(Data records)
START
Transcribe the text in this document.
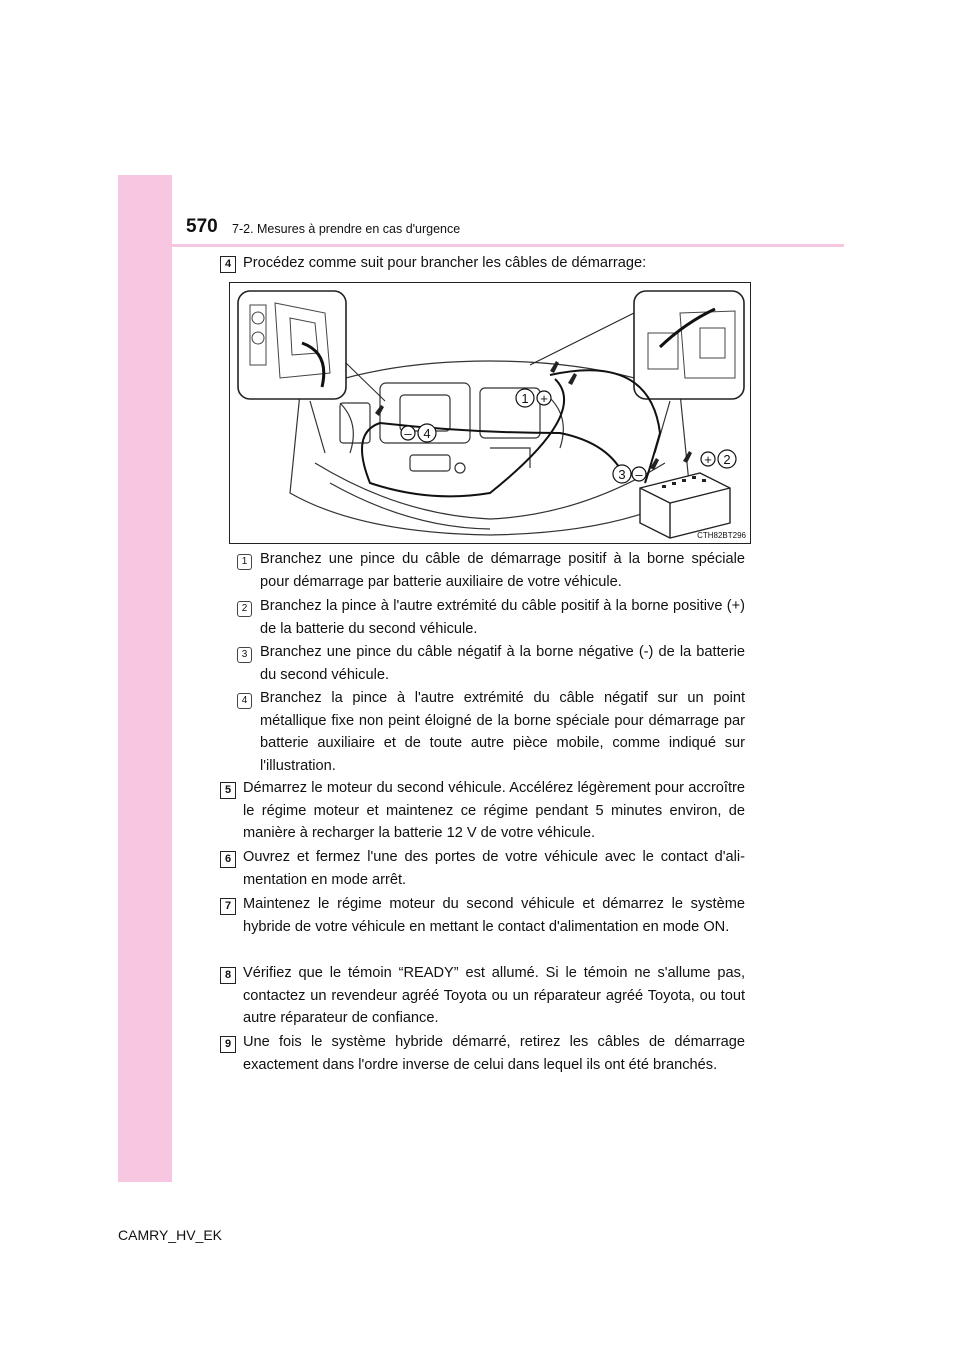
570 7-2. Mesures à prendre en cas d'urgence
4 Procédez comme suit pour brancher les câbles de démarrage:

1 +
+ 2
3 –
– 4
CTH82BT296
1 Branchez une pince du câble de démarrage positif à la borne spéciale pour démarrage par batterie auxiliaire de votre véhicule.

2 Branchez la pince à l'autre extrémité du câble positif à la borne positive (+) de la batterie du second véhicule.

3 Branchez une pince du câble négatif à la borne négative (-) de la batterie du second véhicule.

4 Branchez la pince à l'autre extrémité du câble négatif sur un point métallique fixe non peint éloigné de la borne spéciale pour démarrage par batterie auxiliaire et de toute autre pièce mobile, comme indiqué sur l'illustration.

5 Démarrez le moteur du second véhicule. Accélérez légèrement pour accroître le régime moteur et maintenez ce régime pendant 5 minutes environ, de manière à recharger la batterie 12 V de votre véhicule.

6 Ouvrez et fermez l'une des portes de votre véhicule avec le contact d'alimentation en mode arrêt.

7 Maintenez le régime moteur du second véhicule et démarrez le système hybride de votre véhicule en mettant le contact d'alimentation en mode ON.

8 Vérifiez que le témoin “READY” est allumé. Si le témoin ne s'allume pas, contactez un revendeur agréé Toyota ou un réparateur agréé Toyota, ou tout autre réparateur de confiance.

9 Une fois le système hybride démarré, retirez les câbles de démarrage exactement dans l'ordre inverse de celui dans lequel ils ont été branchés.

CAMRY_HV_EK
END
**INSTRUCTION:** Copy all the lines above that hold the string "autre".

**EXERCISE ANSWER:**
2 Branchez la pince à l'autre extrémité du câble positif à la borne positive (+) de la batterie du second véhicule.
4 Branchez la pince à l'autre extrémité du câble négatif sur un point métallique fixe non peint éloigné de la borne spéciale pour démarrage par batterie auxiliaire et de toute autre pièce mobile, comme indiqué sur l'illustration.
8 Vérifiez que le témoin “READY” est allumé. Si le témoin ne s'allume pas, contactez un revendeur agréé Toyota ou un réparateur agréé Toyota, ou tout autre réparateur de confiance.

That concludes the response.